■ **Records from a collection**:
------------------------

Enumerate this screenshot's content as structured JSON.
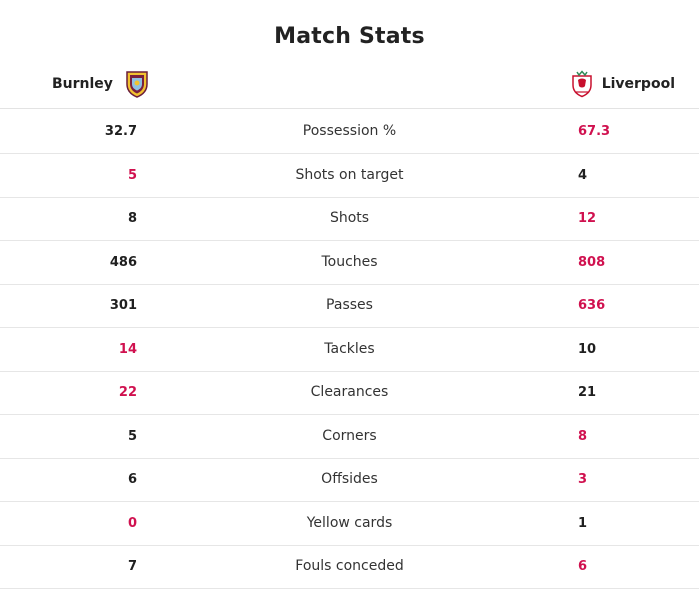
{
  "title": "Match Stats",
  "home_team": {
    "name": "Burnley",
    "crest_icon": "burnley-crest-icon"
  },
  "away_team": {
    "name": "Liverpool",
    "crest_icon": "liverpool-crest-icon"
  },
  "colors": {
    "highlight": "#d0114f",
    "text": "#1f1f1f"
  },
  "stats": [
    {
      "label": "Possession %",
      "home": "32.7",
      "away": "67.3",
      "leader": "away"
    },
    {
      "label": "Shots on target",
      "home": "5",
      "away": "4",
      "leader": "home"
    },
    {
      "label": "Shots",
      "home": "8",
      "away": "12",
      "leader": "away"
    },
    {
      "label": "Touches",
      "home": "486",
      "away": "808",
      "leader": "away"
    },
    {
      "label": "Passes",
      "home": "301",
      "away": "636",
      "leader": "away"
    },
    {
      "label": "Tackles",
      "home": "14",
      "away": "10",
      "leader": "home"
    },
    {
      "label": "Clearances",
      "home": "22",
      "away": "21",
      "leader": "home"
    },
    {
      "label": "Corners",
      "home": "5",
      "away": "8",
      "leader": "away"
    },
    {
      "label": "Offsides",
      "home": "6",
      "away": "3",
      "leader": "away"
    },
    {
      "label": "Yellow cards",
      "home": "0",
      "away": "1",
      "leader": "home"
    },
    {
      "label": "Fouls conceded",
      "home": "7",
      "away": "6",
      "leader": "away"
    }
  ]
}
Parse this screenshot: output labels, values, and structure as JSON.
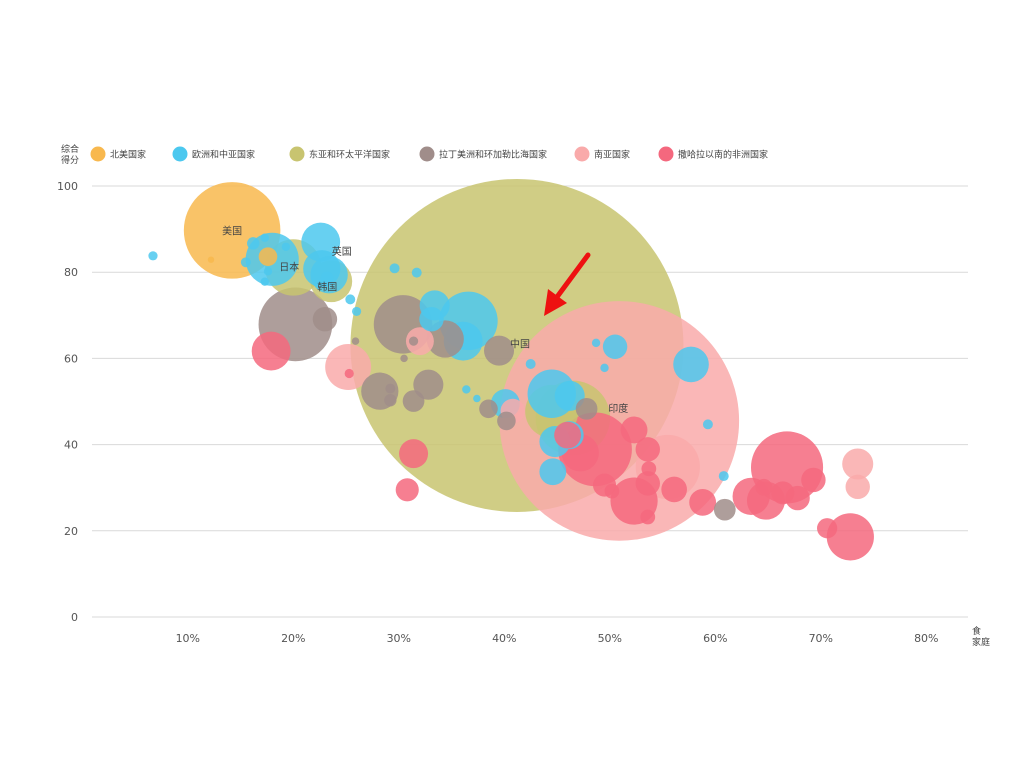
{
  "chart_data": {
    "type": "scatter",
    "title": "",
    "xlabel": "食 家庭",
    "ylabel": "综合 得分",
    "xlim": [
      0,
      80
    ],
    "ylim": [
      0,
      100
    ],
    "x_ticks": [
      "10%",
      "20%",
      "30%",
      "40%",
      "50%",
      "60%",
      "70%",
      "80%"
    ],
    "y_ticks": [
      "0",
      "20",
      "40",
      "60",
      "80",
      "100"
    ],
    "grid": true,
    "legend_position": "top-left",
    "series": [
      {
        "name": "北美国家",
        "color": "#F8B84E",
        "points": [
          {
            "x": 14.2,
            "y": 89.7,
            "size": 780,
            "label": "美国"
          },
          {
            "x": 12.2,
            "y": 82.9,
            "size": 2
          },
          {
            "x": 17.6,
            "y": 83.6,
            "size": 25
          }
        ]
      },
      {
        "name": "欧洲和中亚国家",
        "color": "#4CC8EF",
        "points": [
          {
            "x": 6.7,
            "y": 83.8,
            "size": 5
          },
          {
            "x": 18.0,
            "y": 83.0,
            "size": 230
          },
          {
            "x": 16.2,
            "y": 86.7,
            "size": 10
          },
          {
            "x": 15.5,
            "y": 82.3,
            "size": 6
          },
          {
            "x": 17.3,
            "y": 88.0,
            "size": 4
          },
          {
            "x": 17.3,
            "y": 77.8,
            "size": 4
          },
          {
            "x": 17.6,
            "y": 80.2,
            "size": 4
          },
          {
            "x": 19.3,
            "y": 85.9,
            "size": 4
          },
          {
            "x": 22.6,
            "y": 87.0,
            "size": 120
          },
          {
            "x": 22.7,
            "y": 80.8,
            "size": 110,
            "label": "英国"
          },
          {
            "x": 23.4,
            "y": 79.4,
            "size": 110
          },
          {
            "x": 29.6,
            "y": 80.9,
            "size": 6
          },
          {
            "x": 31.7,
            "y": 79.9,
            "size": 6
          },
          {
            "x": 23.2,
            "y": 78.7,
            "size": 10
          },
          {
            "x": 25.4,
            "y": 73.7,
            "size": 6
          },
          {
            "x": 26.0,
            "y": 70.9,
            "size": 5
          },
          {
            "x": 33.4,
            "y": 72.3,
            "size": 70
          },
          {
            "x": 33.1,
            "y": 69.1,
            "size": 45
          },
          {
            "x": 36.6,
            "y": 68.7,
            "size": 280
          },
          {
            "x": 36.1,
            "y": 64.0,
            "size": 120
          },
          {
            "x": 37.4,
            "y": 50.7,
            "size": 3
          },
          {
            "x": 36.4,
            "y": 52.8,
            "size": 4
          },
          {
            "x": 40.1,
            "y": 49.5,
            "size": 65
          },
          {
            "x": 42.5,
            "y": 58.7,
            "size": 6
          },
          {
            "x": 44.5,
            "y": 51.8,
            "size": 190
          },
          {
            "x": 46.2,
            "y": 51.3,
            "size": 70
          },
          {
            "x": 46.2,
            "y": 42.2,
            "size": 60
          },
          {
            "x": 44.8,
            "y": 40.7,
            "size": 75
          },
          {
            "x": 44.6,
            "y": 33.7,
            "size": 55
          },
          {
            "x": 50.5,
            "y": 62.7,
            "size": 45
          },
          {
            "x": 48.7,
            "y": 63.6,
            "size": 4
          },
          {
            "x": 49.5,
            "y": 57.8,
            "size": 4
          },
          {
            "x": 57.7,
            "y": 58.6,
            "size": 100
          },
          {
            "x": 59.3,
            "y": 44.7,
            "size": 6
          },
          {
            "x": 60.8,
            "y": 32.7,
            "size": 6
          }
        ]
      },
      {
        "name": "东亚和环太平洋国家",
        "color": "#C8C470",
        "points": [
          {
            "x": 20.0,
            "y": 81.1,
            "size": 260,
            "label": "日本"
          },
          {
            "x": 23.6,
            "y": 77.9,
            "size": 140,
            "label": "韩国"
          },
          {
            "x": 41.2,
            "y": 63.0,
            "size": 9500,
            "label": "中国"
          },
          {
            "x": 44.5,
            "y": 47.7,
            "size": 230
          },
          {
            "x": 46.5,
            "y": 46.2,
            "size": 460
          }
        ]
      },
      {
        "name": "拉丁美洲和环加勒比海国家",
        "color": "#A08D8A",
        "points": [
          {
            "x": 20.2,
            "y": 67.9,
            "size": 450
          },
          {
            "x": 23.0,
            "y": 69.1,
            "size": 45
          },
          {
            "x": 25.9,
            "y": 64.0,
            "size": 3
          },
          {
            "x": 30.4,
            "y": 67.9,
            "size": 280
          },
          {
            "x": 31.4,
            "y": 64.0,
            "size": 5
          },
          {
            "x": 34.4,
            "y": 64.5,
            "size": 110
          },
          {
            "x": 30.5,
            "y": 60.0,
            "size": 3
          },
          {
            "x": 29.2,
            "y": 53.0,
            "size": 6
          },
          {
            "x": 28.2,
            "y": 52.4,
            "size": 110
          },
          {
            "x": 29.2,
            "y": 50.3,
            "size": 10
          },
          {
            "x": 31.4,
            "y": 50.1,
            "size": 35
          },
          {
            "x": 32.8,
            "y": 53.9,
            "size": 70
          },
          {
            "x": 38.5,
            "y": 48.3,
            "size": 25
          },
          {
            "x": 39.5,
            "y": 61.8,
            "size": 70
          },
          {
            "x": 40.2,
            "y": 45.5,
            "size": 25
          },
          {
            "x": 47.8,
            "y": 48.3,
            "size": 35
          },
          {
            "x": 60.9,
            "y": 24.9,
            "size": 35
          }
        ]
      },
      {
        "name": "南亚国家",
        "color": "#F9AAAA",
        "points": [
          {
            "x": 25.2,
            "y": 58.0,
            "size": 170
          },
          {
            "x": 32.0,
            "y": 64.0,
            "size": 60
          },
          {
            "x": 40.8,
            "y": 47.8,
            "size": 45
          },
          {
            "x": 50.9,
            "y": 45.5,
            "size": 4900,
            "label": "印度"
          },
          {
            "x": 55.5,
            "y": 34.8,
            "size": 340
          },
          {
            "x": 73.5,
            "y": 35.5,
            "size": 75
          },
          {
            "x": 73.5,
            "y": 30.2,
            "size": 45
          }
        ]
      },
      {
        "name": "撒哈拉以南的非洲国家",
        "color": "#F4687E",
        "points": [
          {
            "x": 25.3,
            "y": 56.5,
            "size": 5
          },
          {
            "x": 17.9,
            "y": 61.7,
            "size": 120
          },
          {
            "x": 31.4,
            "y": 37.9,
            "size": 65
          },
          {
            "x": 30.8,
            "y": 29.5,
            "size": 40
          },
          {
            "x": 46.0,
            "y": 42.2,
            "size": 55
          },
          {
            "x": 47.2,
            "y": 38.1,
            "size": 110
          },
          {
            "x": 48.6,
            "y": 38.9,
            "size": 450
          },
          {
            "x": 52.3,
            "y": 43.4,
            "size": 55
          },
          {
            "x": 53.6,
            "y": 38.9,
            "size": 45
          },
          {
            "x": 49.5,
            "y": 30.6,
            "size": 40
          },
          {
            "x": 50.2,
            "y": 29.2,
            "size": 15
          },
          {
            "x": 52.3,
            "y": 26.9,
            "size": 180
          },
          {
            "x": 53.7,
            "y": 34.4,
            "size": 15
          },
          {
            "x": 53.6,
            "y": 31.0,
            "size": 45
          },
          {
            "x": 53.6,
            "y": 23.2,
            "size": 15
          },
          {
            "x": 56.1,
            "y": 29.6,
            "size": 50
          },
          {
            "x": 58.8,
            "y": 26.6,
            "size": 55
          },
          {
            "x": 63.4,
            "y": 28.0,
            "size": 110
          },
          {
            "x": 64.6,
            "y": 30.1,
            "size": 20
          },
          {
            "x": 64.8,
            "y": 27.0,
            "size": 115
          },
          {
            "x": 66.4,
            "y": 28.8,
            "size": 40
          },
          {
            "x": 66.8,
            "y": 34.7,
            "size": 430
          },
          {
            "x": 67.8,
            "y": 27.6,
            "size": 45
          },
          {
            "x": 69.3,
            "y": 31.8,
            "size": 45
          },
          {
            "x": 70.6,
            "y": 20.6,
            "size": 30
          },
          {
            "x": 72.8,
            "y": 18.6,
            "size": 180
          }
        ]
      }
    ]
  }
}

------------------------

From the data above, gather every line that includes the word "screenshot".

Enumerate this screenshot's content as structured JSON.
Parse this screenshot: output labels, values, and structure as JSON.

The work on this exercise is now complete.